INSTRUCTION - Drop the pictures, then extract the listing word for word.

EXCERPTED RECORDS -
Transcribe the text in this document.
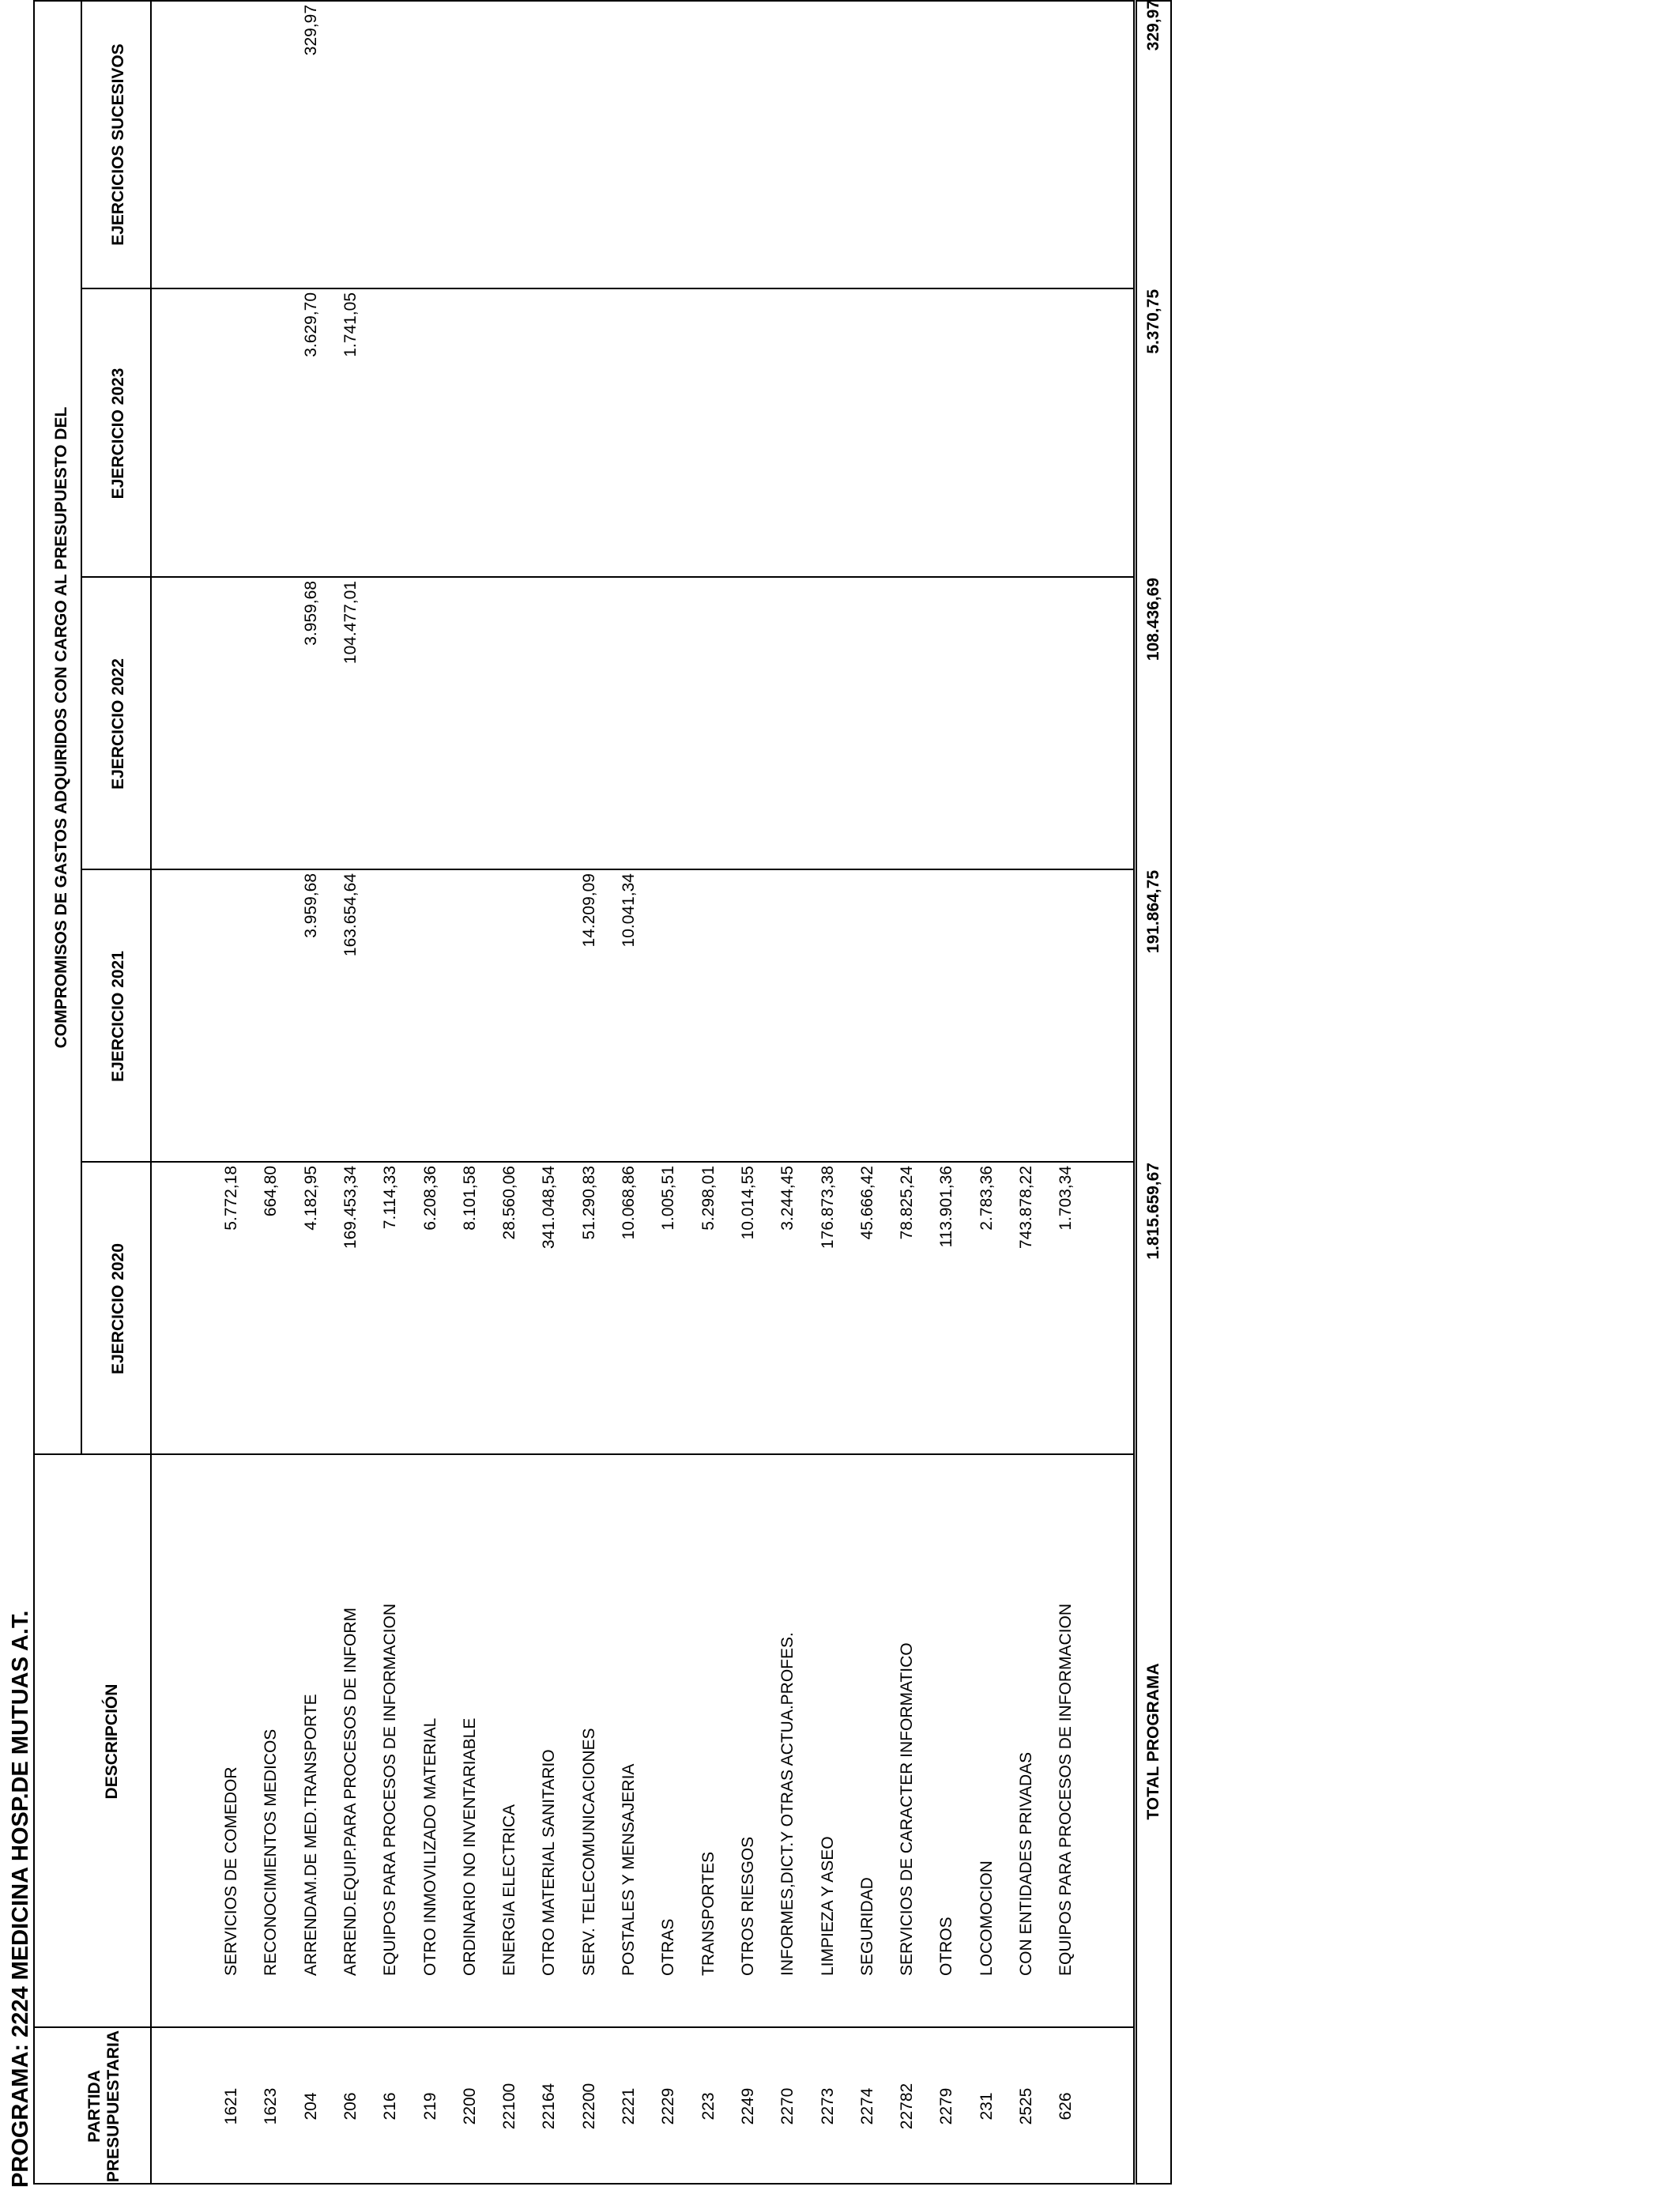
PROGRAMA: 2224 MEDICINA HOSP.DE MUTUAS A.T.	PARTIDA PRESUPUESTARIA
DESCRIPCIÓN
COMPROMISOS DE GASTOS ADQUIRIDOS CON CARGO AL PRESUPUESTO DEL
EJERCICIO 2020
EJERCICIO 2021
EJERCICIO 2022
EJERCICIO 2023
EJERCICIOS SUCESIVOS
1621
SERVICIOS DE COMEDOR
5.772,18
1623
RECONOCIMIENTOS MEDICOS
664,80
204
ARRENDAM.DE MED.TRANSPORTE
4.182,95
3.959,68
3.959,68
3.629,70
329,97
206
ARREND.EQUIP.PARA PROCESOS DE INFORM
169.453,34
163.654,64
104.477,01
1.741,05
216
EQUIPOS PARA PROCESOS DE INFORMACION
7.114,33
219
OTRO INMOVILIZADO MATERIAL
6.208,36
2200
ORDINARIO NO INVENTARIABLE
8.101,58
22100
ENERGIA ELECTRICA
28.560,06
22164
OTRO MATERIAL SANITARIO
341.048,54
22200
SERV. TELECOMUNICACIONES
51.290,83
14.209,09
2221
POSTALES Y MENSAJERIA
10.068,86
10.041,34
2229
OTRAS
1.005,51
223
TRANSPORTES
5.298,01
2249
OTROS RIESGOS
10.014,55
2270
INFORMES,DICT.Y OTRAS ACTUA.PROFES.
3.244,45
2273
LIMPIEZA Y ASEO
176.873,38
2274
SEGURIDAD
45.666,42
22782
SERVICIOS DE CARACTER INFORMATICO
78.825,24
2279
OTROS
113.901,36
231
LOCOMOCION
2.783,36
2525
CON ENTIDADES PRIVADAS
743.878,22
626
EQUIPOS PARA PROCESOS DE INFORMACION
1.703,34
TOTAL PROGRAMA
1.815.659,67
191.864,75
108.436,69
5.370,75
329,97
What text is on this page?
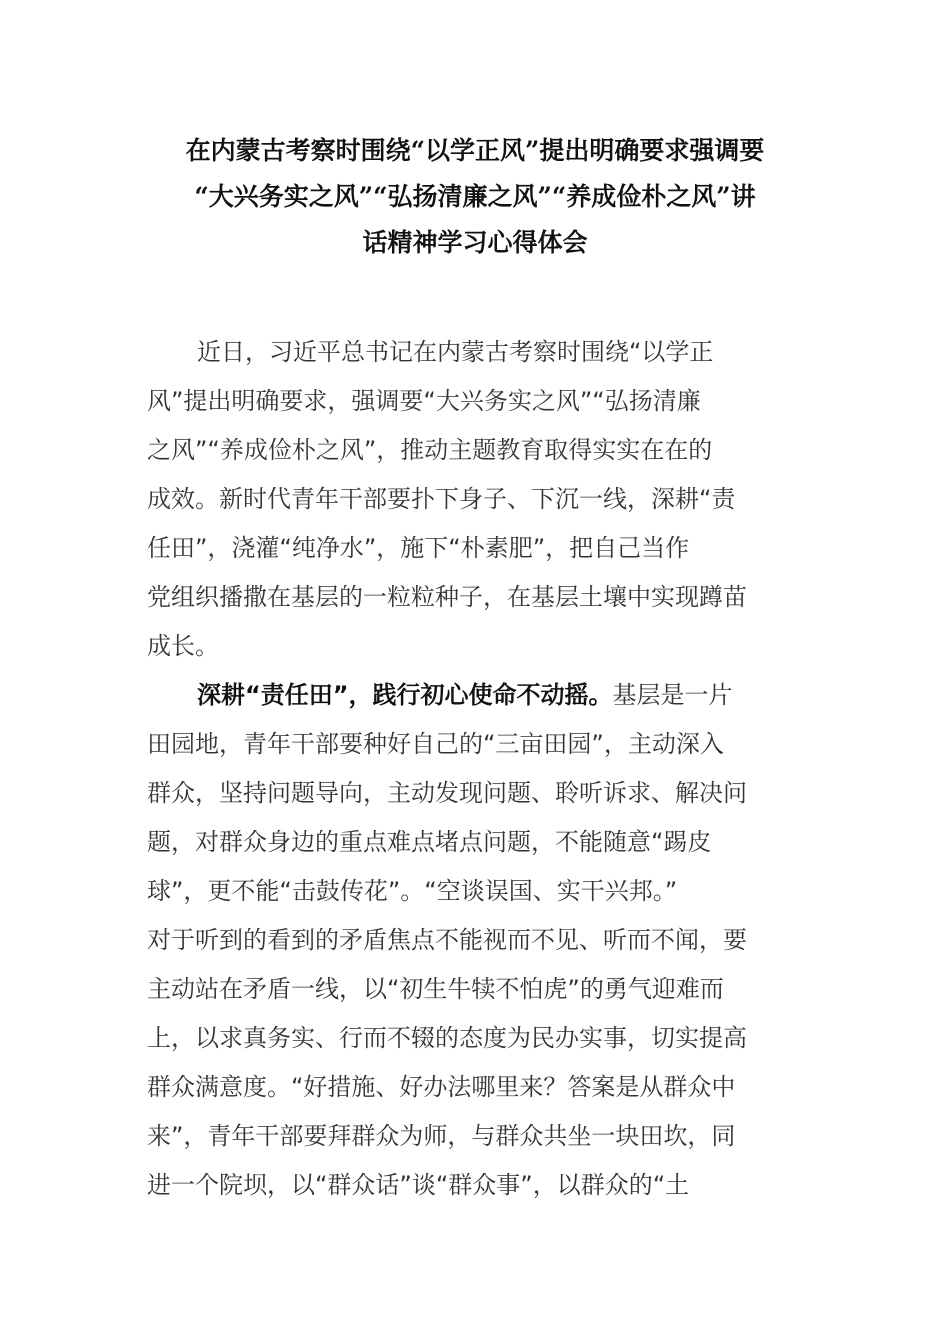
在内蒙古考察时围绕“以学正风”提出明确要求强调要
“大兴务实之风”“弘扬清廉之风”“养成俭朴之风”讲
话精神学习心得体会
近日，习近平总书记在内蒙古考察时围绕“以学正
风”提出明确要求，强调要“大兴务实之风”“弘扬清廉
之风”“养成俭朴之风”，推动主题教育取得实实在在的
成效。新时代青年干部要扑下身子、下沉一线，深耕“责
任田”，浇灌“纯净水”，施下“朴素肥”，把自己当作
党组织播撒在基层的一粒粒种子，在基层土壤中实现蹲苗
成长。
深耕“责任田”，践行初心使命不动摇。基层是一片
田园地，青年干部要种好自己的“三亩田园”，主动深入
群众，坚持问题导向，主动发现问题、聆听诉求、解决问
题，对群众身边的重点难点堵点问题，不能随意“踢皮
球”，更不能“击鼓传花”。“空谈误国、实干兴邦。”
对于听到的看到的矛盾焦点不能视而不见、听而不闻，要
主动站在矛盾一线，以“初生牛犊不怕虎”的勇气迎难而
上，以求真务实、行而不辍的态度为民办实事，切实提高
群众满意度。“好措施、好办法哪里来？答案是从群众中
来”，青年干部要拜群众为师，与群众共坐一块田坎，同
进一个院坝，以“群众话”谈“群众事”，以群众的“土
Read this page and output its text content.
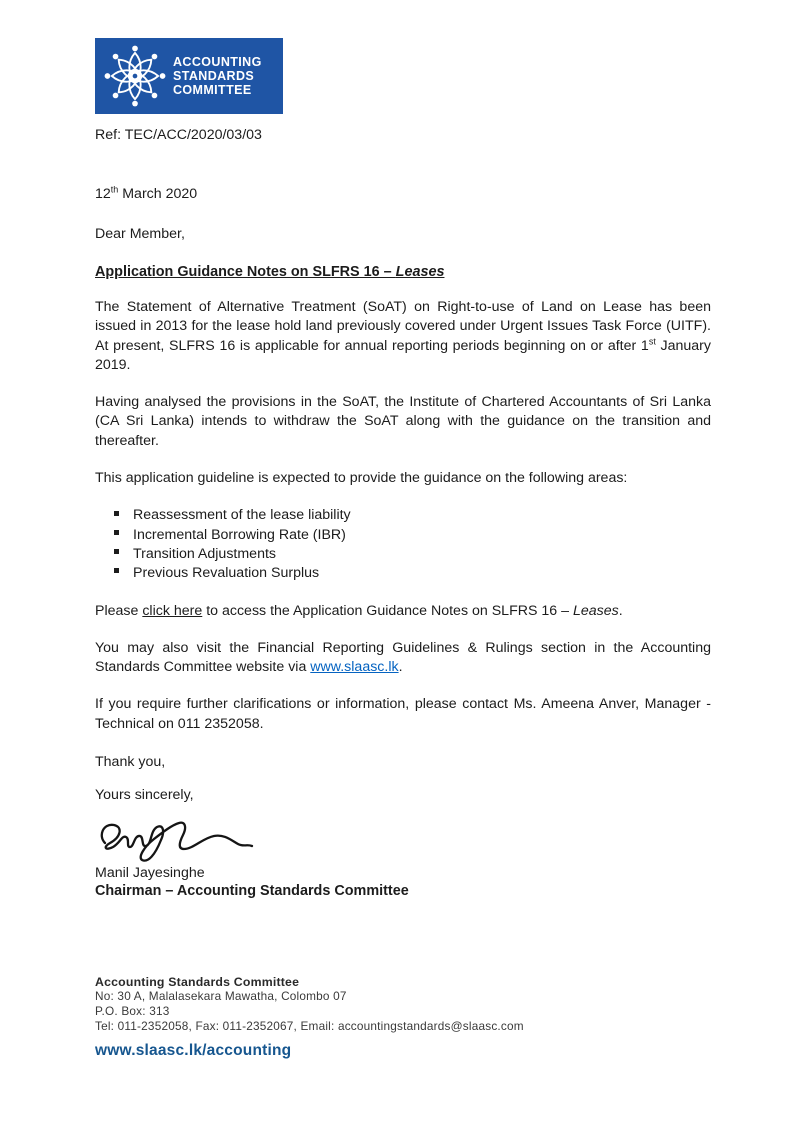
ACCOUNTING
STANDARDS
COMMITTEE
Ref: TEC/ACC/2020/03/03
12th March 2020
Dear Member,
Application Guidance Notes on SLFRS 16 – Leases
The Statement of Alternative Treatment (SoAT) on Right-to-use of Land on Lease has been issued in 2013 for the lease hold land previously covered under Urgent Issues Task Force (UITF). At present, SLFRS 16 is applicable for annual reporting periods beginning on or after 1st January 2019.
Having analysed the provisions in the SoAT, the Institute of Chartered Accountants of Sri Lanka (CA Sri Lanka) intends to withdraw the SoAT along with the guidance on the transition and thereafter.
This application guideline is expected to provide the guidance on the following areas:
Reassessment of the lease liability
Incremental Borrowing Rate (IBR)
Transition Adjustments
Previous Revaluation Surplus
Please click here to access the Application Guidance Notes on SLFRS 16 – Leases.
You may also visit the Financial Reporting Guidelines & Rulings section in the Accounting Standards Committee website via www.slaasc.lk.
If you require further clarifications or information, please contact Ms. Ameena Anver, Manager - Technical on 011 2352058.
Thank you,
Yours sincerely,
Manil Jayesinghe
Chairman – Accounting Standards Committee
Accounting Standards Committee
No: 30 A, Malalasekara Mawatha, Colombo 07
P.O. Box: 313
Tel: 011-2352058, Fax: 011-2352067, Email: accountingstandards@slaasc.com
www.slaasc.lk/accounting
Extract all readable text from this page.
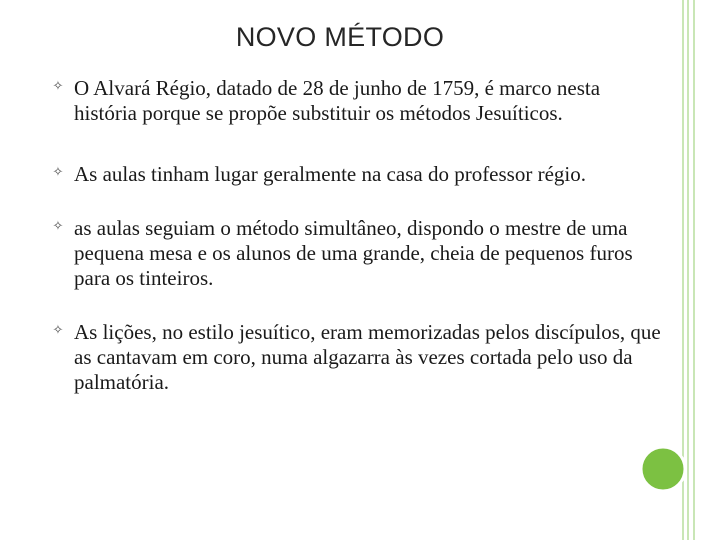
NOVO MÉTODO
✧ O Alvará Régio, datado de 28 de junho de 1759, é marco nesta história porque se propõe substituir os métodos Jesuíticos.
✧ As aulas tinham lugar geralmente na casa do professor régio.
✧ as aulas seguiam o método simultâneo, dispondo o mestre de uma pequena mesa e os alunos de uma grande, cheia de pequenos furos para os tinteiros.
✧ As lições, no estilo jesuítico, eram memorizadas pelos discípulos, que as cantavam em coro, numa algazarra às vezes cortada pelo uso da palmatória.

SOLVED EXERCISE -
Transcribe the text in this document.
PROGRAMA: 2224 MEDICINA HOSP.DE MUTUAS A.T.	PARTIDA PRESUPUESTARIA
DESCRIPCIÓN
COMPROMISOS DE GASTOS ADQUIRIDOS CON CARGO AL PRESUPUESTO DEL
EJERCICIO 2020
EJERCICIO 2021
EJERCICIO 2022
EJERCICIO 2023
EJERCICIOS SUCESIVOS
1621
SERVICIOS DE COMEDOR
5.772,18
1623
RECONOCIMIENTOS MEDICOS
664,80
204
ARRENDAM.DE MED.TRANSPORTE
4.182,95
3.959,68
3.959,68
3.629,70
329,97
206
ARREND.EQUIP.PARA PROCESOS DE INFORM
169.453,34
163.654,64
104.477,01
1.741,05
216
EQUIPOS PARA PROCESOS DE INFORMACION
7.114,33
219
OTRO INMOVILIZADO MATERIAL
6.208,36
2200
ORDINARIO NO INVENTARIABLE
8.101,58
22100
ENERGIA ELECTRICA
28.560,06
22164
OTRO MATERIAL SANITARIO
341.048,54
22200
SERV. TELECOMUNICACIONES
51.290,83
14.209,09
2221
POSTALES Y MENSAJERIA
10.068,86
10.041,34
2229
OTRAS
1.005,51
223
TRANSPORTES
5.298,01
2249
OTROS RIESGOS
10.014,55
2270
INFORMES,DICT.Y OTRAS ACTUA.PROFES.
3.244,45
2273
LIMPIEZA Y ASEO
176.873,38
2274
SEGURIDAD
45.666,42
22782
SERVICIOS DE CARACTER INFORMATICO
78.825,24
2279
OTROS
113.901,36
231
LOCOMOCION
2.783,36
2525
CON ENTIDADES PRIVADAS
743.878,22
626
EQUIPOS PARA PROCESOS DE INFORMACION
1.703,34
TOTAL PROGRAMA
1.815.659,67
191.864,75
108.436,69
5.370,75
329,97
What text is on this page?
在内蒙古考察时围绕“以学正风”提出明确要求强调要
“大兴务实之风”“弘扬清廉之风”“养成俭朴之风”讲
话精神学习心得体会
近日，习近平总书记在内蒙古考察时围绕“以学正
风”提出明确要求，强调要“大兴务实之风”“弘扬清廉
之风”“养成俭朴之风”，推动主题教育取得实实在在的
成效。新时代青年干部要扑下身子、下沉一线，深耕“责
任田”，浇灌“纯净水”，施下“朴素肥”，把自己当作
党组织播撒在基层的一粒粒种子，在基层土壤中实现蹲苗
成长。
深耕“责任田”，践行初心使命不动摇。基层是一片
田园地，青年干部要种好自己的“三亩田园”，主动深入
群众，坚持问题导向，主动发现问题、聆听诉求、解决问
题，对群众身边的重点难点堵点问题，不能随意“踢皮
球”，更不能“击鼓传花”。“空谈误国、实干兴邦。”
对于听到的看到的矛盾焦点不能视而不见、听而不闻，要
主动站在矛盾一线，以“初生牛犊不怕虎”的勇气迎难而
上，以求真务实、行而不辍的态度为民办实事，切实提高
群众满意度。“好措施、好办法哪里来？答案是从群众中
来”，青年干部要拜群众为师，与群众共坐一块田坎，同
进一个院坝，以“群众话”谈“群众事”，以群众的“土
Read this page and output its text content.
ACCOUNTING
STANDARDS
COMMITTEE
Ref: TEC/ACC/2020/03/03
12th March 2020
Dear Member,
Application Guidance Notes on SLFRS 16 – Leases
The Statement of Alternative Treatment (SoAT) on Right-to-use of Land on Lease has been issued in 2013 for the lease hold land previously covered under Urgent Issues Task Force (UITF). At present, SLFRS 16 is applicable for annual reporting periods beginning on or after 1st January 2019.
Having analysed the provisions in the SoAT, the Institute of Chartered Accountants of Sri Lanka (CA Sri Lanka) intends to withdraw the SoAT along with the guidance on the transition and thereafter.
This application guideline is expected to provide the guidance on the following areas:
Reassessment of the lease liability
Incremental Borrowing Rate (IBR)
Transition Adjustments
Previous Revaluation Surplus
Please click here to access the Application Guidance Notes on SLFRS 16 – Leases.
You may also visit the Financial Reporting Guidelines & Rulings section in the Accounting Standards Committee website via www.slaasc.lk.
If you require further clarifications or information, please contact Ms. Ameena Anver, Manager - Technical on 011 2352058.
Thank you,
Yours sincerely,
Manil Jayesinghe
Chairman – Accounting Standards Committee
Accounting Standards Committee
No: 30 A, Malalasekara Mawatha, Colombo 07
P.O. Box: 313
Tel: 011-2352058, Fax: 011-2352067, Email: accountingstandards@slaasc.com
www.slaasc.lk/accounting
Extract all readable text from this page.
NOVO MÉTODO
✧ O Alvará Régio, datado de 28 de junho de 1759, é marco nesta história porque se propõe substituir os métodos Jesuíticos.
✧ As aulas tinham lugar geralmente na casa do professor régio.
✧ as aulas seguiam o método simultâneo, dispondo o mestre de uma pequena mesa e os alunos de uma grande, cheia de pequenos furos para os tinteiros.
✧ As lições, no estilo jesuítico, eram memorizadas pelos discípulos, que as cantavam em coro, numa algazarra às vezes cortada pelo uso da palmatória.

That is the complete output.